[Exercise instructions]
Begin at the line that holds "Transcribe this image's" and retype every line through the end of the material, both included. Leave out the pictures.

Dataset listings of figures

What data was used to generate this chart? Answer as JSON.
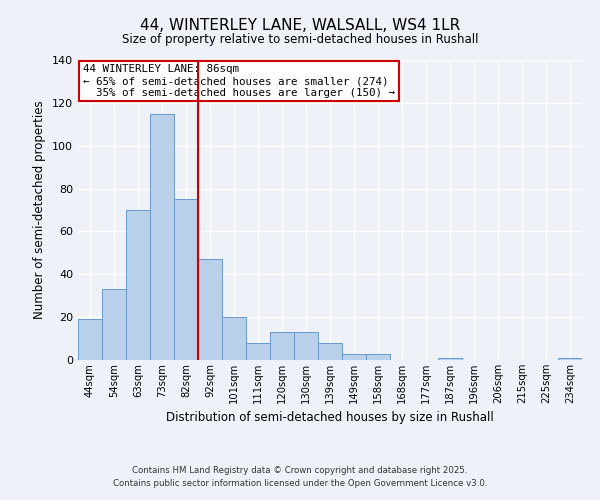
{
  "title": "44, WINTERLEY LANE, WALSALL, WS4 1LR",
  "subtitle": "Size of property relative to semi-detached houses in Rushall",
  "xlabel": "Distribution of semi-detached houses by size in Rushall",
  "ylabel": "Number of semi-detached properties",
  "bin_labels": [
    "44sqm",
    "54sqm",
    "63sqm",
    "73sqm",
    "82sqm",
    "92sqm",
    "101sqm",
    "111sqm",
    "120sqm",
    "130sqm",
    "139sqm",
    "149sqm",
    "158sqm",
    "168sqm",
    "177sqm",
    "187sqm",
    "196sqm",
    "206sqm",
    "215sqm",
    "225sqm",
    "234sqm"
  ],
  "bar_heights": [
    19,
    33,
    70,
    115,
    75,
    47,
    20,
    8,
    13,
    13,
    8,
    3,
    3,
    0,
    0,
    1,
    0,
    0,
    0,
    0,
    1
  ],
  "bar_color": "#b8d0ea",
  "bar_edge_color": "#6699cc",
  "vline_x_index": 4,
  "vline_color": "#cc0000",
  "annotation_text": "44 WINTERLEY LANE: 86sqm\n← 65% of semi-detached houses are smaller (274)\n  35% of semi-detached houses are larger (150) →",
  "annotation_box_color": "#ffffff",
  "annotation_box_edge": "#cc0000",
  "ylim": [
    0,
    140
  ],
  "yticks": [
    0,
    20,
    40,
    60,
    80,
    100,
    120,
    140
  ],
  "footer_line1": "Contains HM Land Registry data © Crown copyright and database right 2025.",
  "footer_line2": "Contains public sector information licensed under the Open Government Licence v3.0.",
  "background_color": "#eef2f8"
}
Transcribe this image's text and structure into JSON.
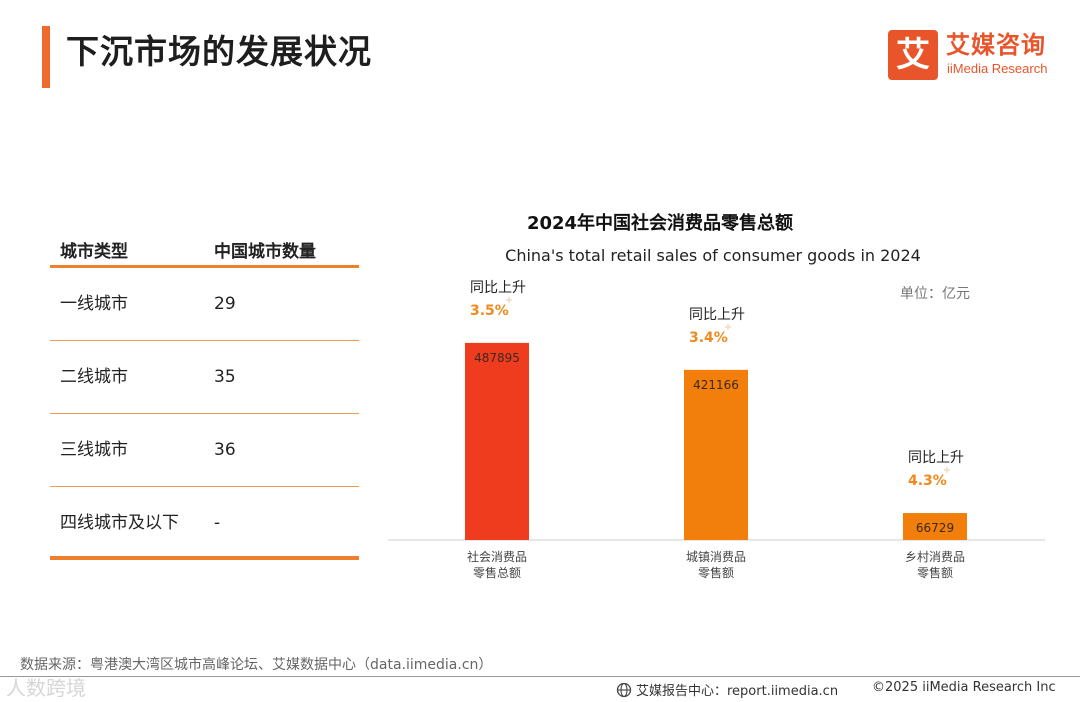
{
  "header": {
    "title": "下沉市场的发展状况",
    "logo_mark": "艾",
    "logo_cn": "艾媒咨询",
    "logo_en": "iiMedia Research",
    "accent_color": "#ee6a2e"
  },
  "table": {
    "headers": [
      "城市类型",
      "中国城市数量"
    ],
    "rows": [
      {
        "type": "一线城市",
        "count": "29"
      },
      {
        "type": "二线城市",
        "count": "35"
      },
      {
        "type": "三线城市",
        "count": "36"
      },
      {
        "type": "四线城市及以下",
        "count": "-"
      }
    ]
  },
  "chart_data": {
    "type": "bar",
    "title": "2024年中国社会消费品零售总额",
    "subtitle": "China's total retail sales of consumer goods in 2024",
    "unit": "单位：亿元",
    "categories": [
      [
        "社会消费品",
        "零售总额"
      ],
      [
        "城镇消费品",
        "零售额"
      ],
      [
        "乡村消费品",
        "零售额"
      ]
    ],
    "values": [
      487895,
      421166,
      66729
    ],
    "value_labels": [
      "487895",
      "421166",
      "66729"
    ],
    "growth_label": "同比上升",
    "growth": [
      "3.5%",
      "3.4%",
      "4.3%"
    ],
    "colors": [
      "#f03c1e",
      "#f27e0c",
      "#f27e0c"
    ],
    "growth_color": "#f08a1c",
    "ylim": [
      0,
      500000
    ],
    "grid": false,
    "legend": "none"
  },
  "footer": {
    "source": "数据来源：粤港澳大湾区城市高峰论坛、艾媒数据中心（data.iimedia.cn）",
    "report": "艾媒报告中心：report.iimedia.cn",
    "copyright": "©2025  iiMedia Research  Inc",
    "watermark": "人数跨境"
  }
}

[Exercise response]
Transcribe this image's text and structure into JSON.
{
  "header": {
    "title": "下沉市场的发展状况",
    "logo_mark": "艾",
    "logo_cn": "艾媒咨询",
    "logo_en": "iiMedia Research",
    "accent_color": "#ee6a2e"
  },
  "table": {
    "headers": [
      "城市类型",
      "中国城市数量"
    ],
    "rows": [
      {
        "type": "一线城市",
        "count": "29"
      },
      {
        "type": "二线城市",
        "count": "35"
      },
      {
        "type": "三线城市",
        "count": "36"
      },
      {
        "type": "四线城市及以下",
        "count": "-"
      }
    ]
  },
  "chart_data": {
    "type": "bar",
    "title": "2024年中国社会消费品零售总额",
    "subtitle": "China's total retail sales of consumer goods in 2024",
    "unit": "单位：亿元",
    "categories": [
      [
        "社会消费品",
        "零售总额"
      ],
      [
        "城镇消费品",
        "零售额"
      ],
      [
        "乡村消费品",
        "零售额"
      ]
    ],
    "values": [
      487895,
      421166,
      66729
    ],
    "value_labels": [
      "487895",
      "421166",
      "66729"
    ],
    "growth_label": "同比上升",
    "growth": [
      "3.5%",
      "3.4%",
      "4.3%"
    ],
    "colors": [
      "#f03c1e",
      "#f27e0c",
      "#f27e0c"
    ],
    "growth_color": "#f08a1c",
    "ylim": [
      0,
      500000
    ],
    "grid": false,
    "legend": "none"
  },
  "footer": {
    "source": "数据来源：粤港澳大湾区城市高峰论坛、艾媒数据中心（data.iimedia.cn）",
    "report": "艾媒报告中心：report.iimedia.cn",
    "copyright": "©2025  iiMedia Research  Inc",
    "watermark": "人数跨境"
  }
}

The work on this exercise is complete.